## WHAT IS BEING ASKED:
Each entry below should be echoed exactly, with pictures omitted.

## PROVIDED RECORDS:
——

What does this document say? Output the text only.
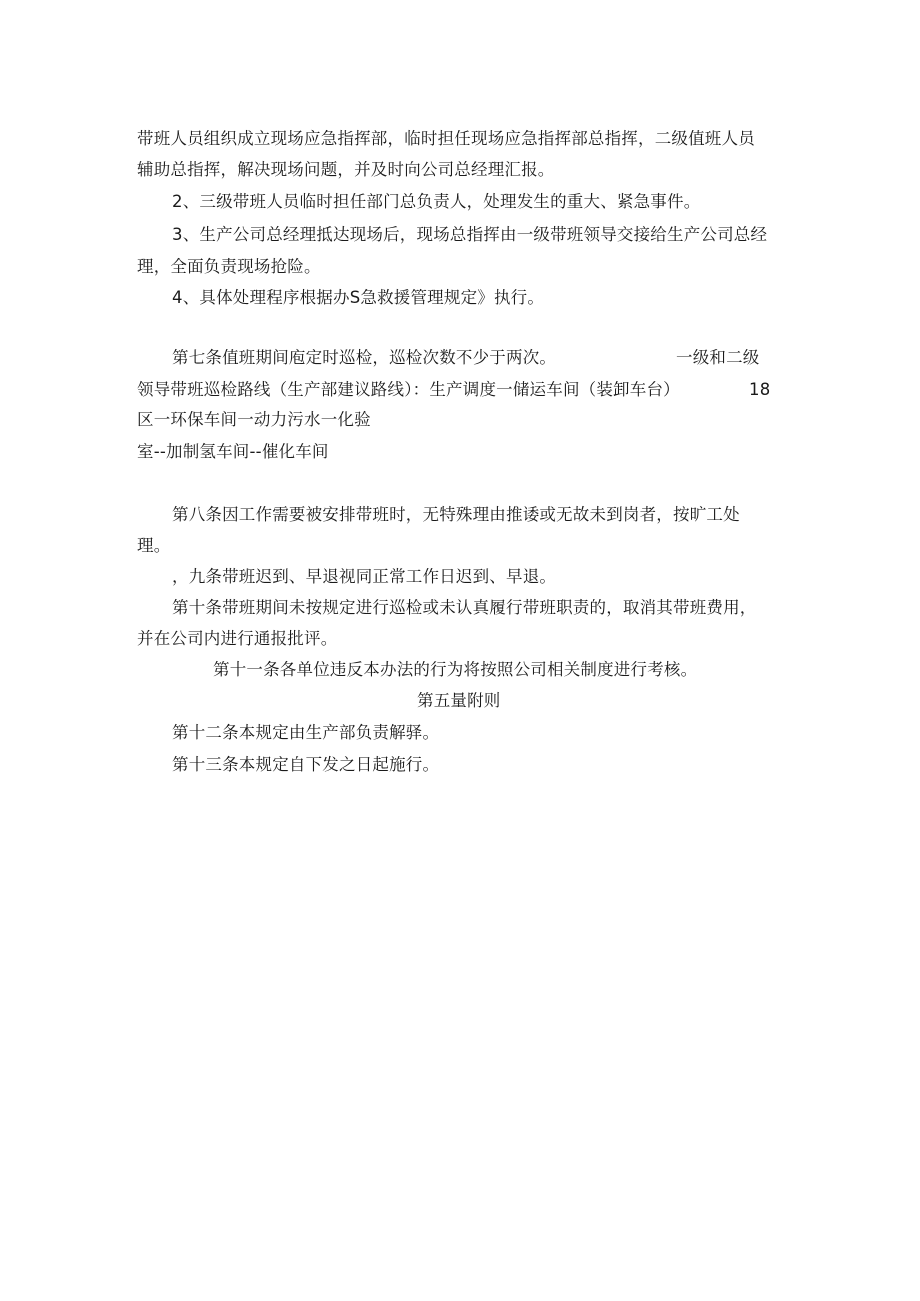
带班人员组织成立现场应急指挥部，临时担任现场应急指挥部总指挥，二级值班人员
辅助总指挥，解决现场问题，并及时向公司总经理汇报。
2、三级带班人员临时担任部门总负责人，处理发生的重大、紧急事件。
3、生产公司总经理抵达现场后，现场总指挥由一级带班领导交接给生产公司总经
理，全面负责现场抢险。
4、具体处理程序根据办S急救援管理规定》执行。
第七条值班期间庖定时巡检，巡检次数不少于两次。	一级和二级
领导带班巡检路线（生产部建议路线）：生产调度一储运车间（装卸车台）	18
区一环保车间一动力污水一化验
室--加制氢车间--催化车间
第八条因工作需要被安排带班时，无特殊理由推诿或无故未到岗者，按旷工处
理。
，九条带班迟到、早退视同正常工作日迟到、早退。
第十条带班期间未按规定进行巡检或未认真履行带班职责的，取消其带班费用，
并在公司内进行通报批评。
第十一条各单位违反本办法的行为将按照公司相关制度进行考核。
第五量附则
第十二条本规定由生产部负责解驿。
第十三条本规定自下发之日起施行。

——

## COMPLETE OUTPUT:
What does this document say? Output the text only.
带班人员组织成立现场应急指挥部，临时担任现场应急指挥部总指挥，二级值班人员
辅助总指挥，解决现场问题，并及时向公司总经理汇报。
2、三级带班人员临时担任部门总负责人，处理发生的重大、紧急事件。
3、生产公司总经理抵达现场后，现场总指挥由一级带班领导交接给生产公司总经
理，全面负责现场抢险。
4、具体处理程序根据办S急救援管理规定》执行。
第七条值班期间庖定时巡检，巡检次数不少于两次。	一级和二级
领导带班巡检路线（生产部建议路线）：生产调度一储运车间（装卸车台）	18
区一环保车间一动力污水一化验
室--加制氢车间--催化车间
第八条因工作需要被安排带班时，无特殊理由推诿或无故未到岗者，按旷工处
理。
，九条带班迟到、早退视同正常工作日迟到、早退。
第十条带班期间未按规定进行巡检或未认真履行带班职责的，取消其带班费用，
并在公司内进行通报批评。
第十一条各单位违反本办法的行为将按照公司相关制度进行考核。
第五量附则
第十二条本规定由生产部负责解驿。
第十三条本规定自下发之日起施行。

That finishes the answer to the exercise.